Repeat every record below exactly, omitting any pictures.

Records that describe figures:
********

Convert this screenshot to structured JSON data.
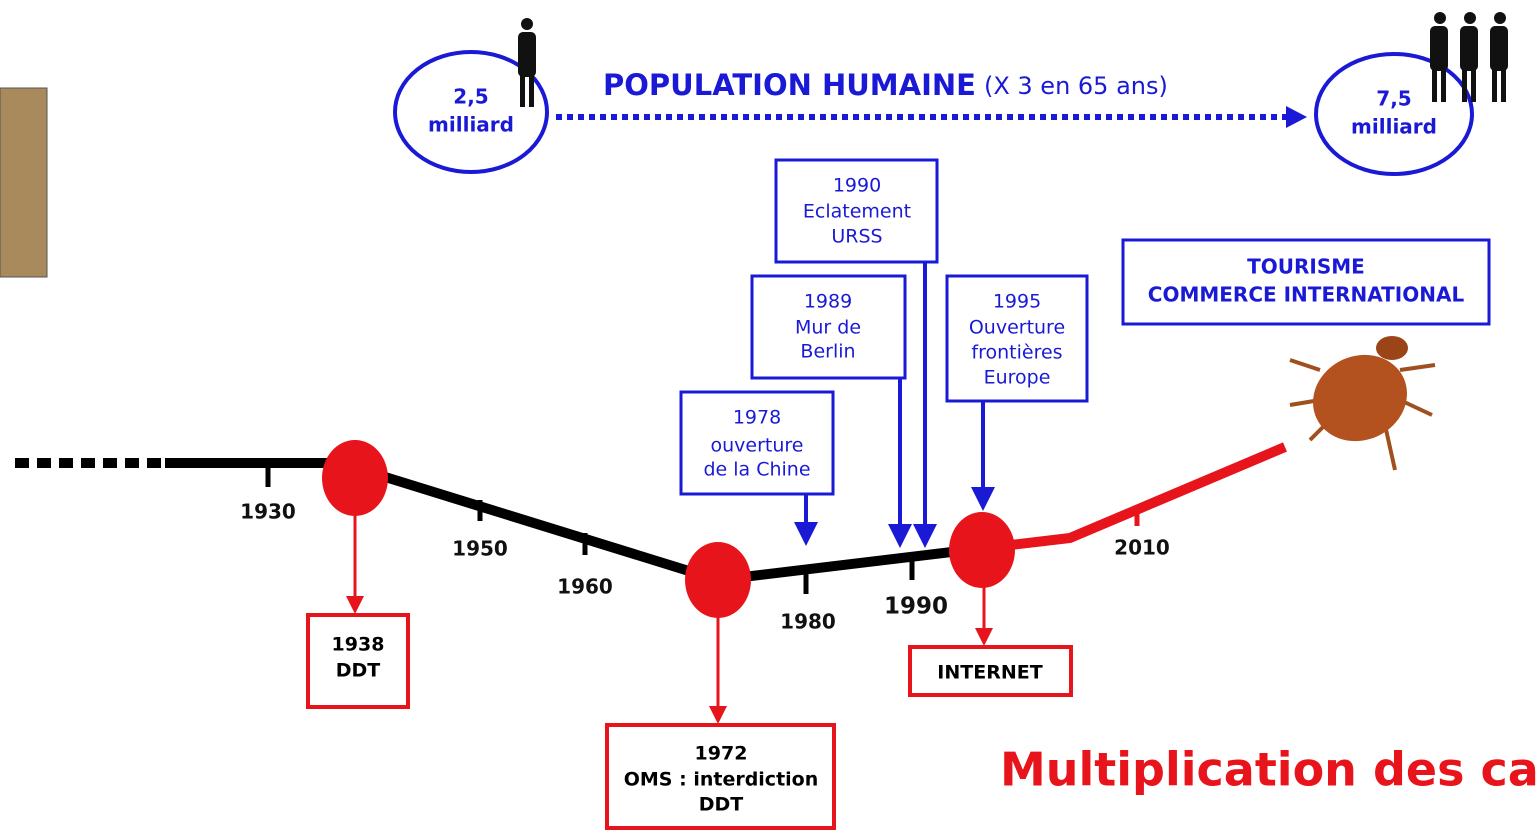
{
  "population": {
    "start": {
      "value": "2,5",
      "unit": "milliard"
    },
    "title": "POPULATION HUMAINE",
    "note": "(X 3 en 65 ans)",
    "end": {
      "value": "7,5",
      "unit": "milliard"
    }
  },
  "blue_events": [
    {
      "lines": [
        "1990",
        "Eclatement",
        "URSS"
      ]
    },
    {
      "lines": [
        "1989",
        "Mur de",
        "Berlin"
      ]
    },
    {
      "lines": [
        "1978",
        "ouverture",
        "de la Chine"
      ]
    },
    {
      "lines": [
        "1995",
        "Ouverture",
        "frontières",
        "Europe"
      ]
    },
    {
      "lines": [
        "TOURISME",
        "COMMERCE INTERNATIONAL"
      ]
    }
  ],
  "timeline_labels": [
    "1930",
    "1950",
    "1960",
    "1980",
    "1990",
    "2010"
  ],
  "red_events": [
    {
      "lines": [
        "1938",
        "DDT"
      ]
    },
    {
      "lines": [
        "1972",
        "OMS : interdiction",
        "DDT"
      ]
    },
    {
      "lines": [
        "INTERNET"
      ]
    }
  ],
  "footer": "Multiplication des cas"
}
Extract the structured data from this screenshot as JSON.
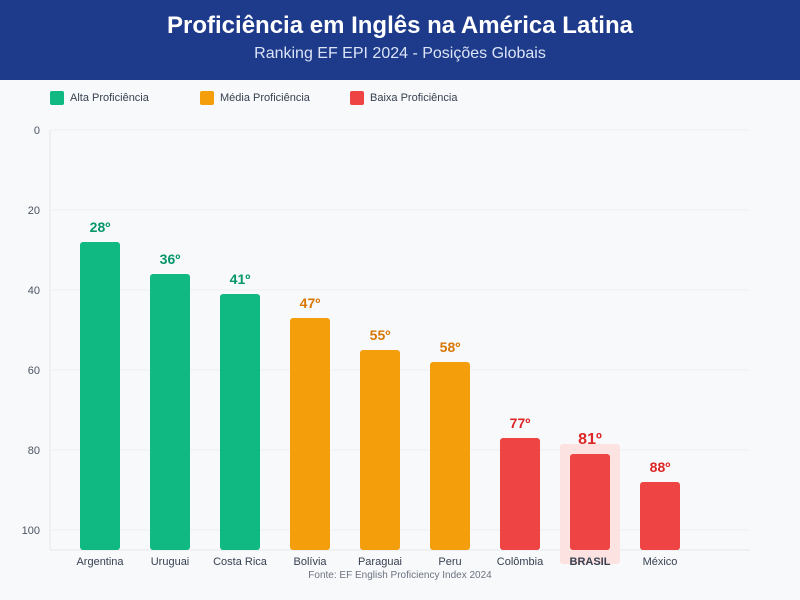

********

> **SOLUTION TO THIS TASK**
Convert this screenshot to structured JSON data.
{
  "population": {
    "start": {
      "value": "2,5",
      "unit": "milliard"
    },
    "title": "POPULATION HUMAINE",
    "note": "(X 3 en 65 ans)",
    "end": {
      "value": "7,5",
      "unit": "milliard"
    }
  },
  "blue_events": [
    {
      "lines": [
        "1990",
        "Eclatement",
        "URSS"
      ]
    },
    {
      "lines": [
        "1989",
        "Mur de",
        "Berlin"
      ]
    },
    {
      "lines": [
        "1978",
        "ouverture",
        "de la Chine"
      ]
    },
    {
      "lines": [
        "1995",
        "Ouverture",
        "frontières",
        "Europe"
      ]
    },
    {
      "lines": [
        "TOURISME",
        "COMMERCE INTERNATIONAL"
      ]
    }
  ],
  "timeline_labels": [
    "1930",
    "1950",
    "1960",
    "1980",
    "1990",
    "2010"
  ],
  "red_events": [
    {
      "lines": [
        "1938",
        "DDT"
      ]
    },
    {
      "lines": [
        "1972",
        "OMS : interdiction",
        "DDT"
      ]
    },
    {
      "lines": [
        "INTERNET"
      ]
    }
  ],
  "footer": "Multiplication des cas"
}
Extract the structured data from this screenshot as JSON.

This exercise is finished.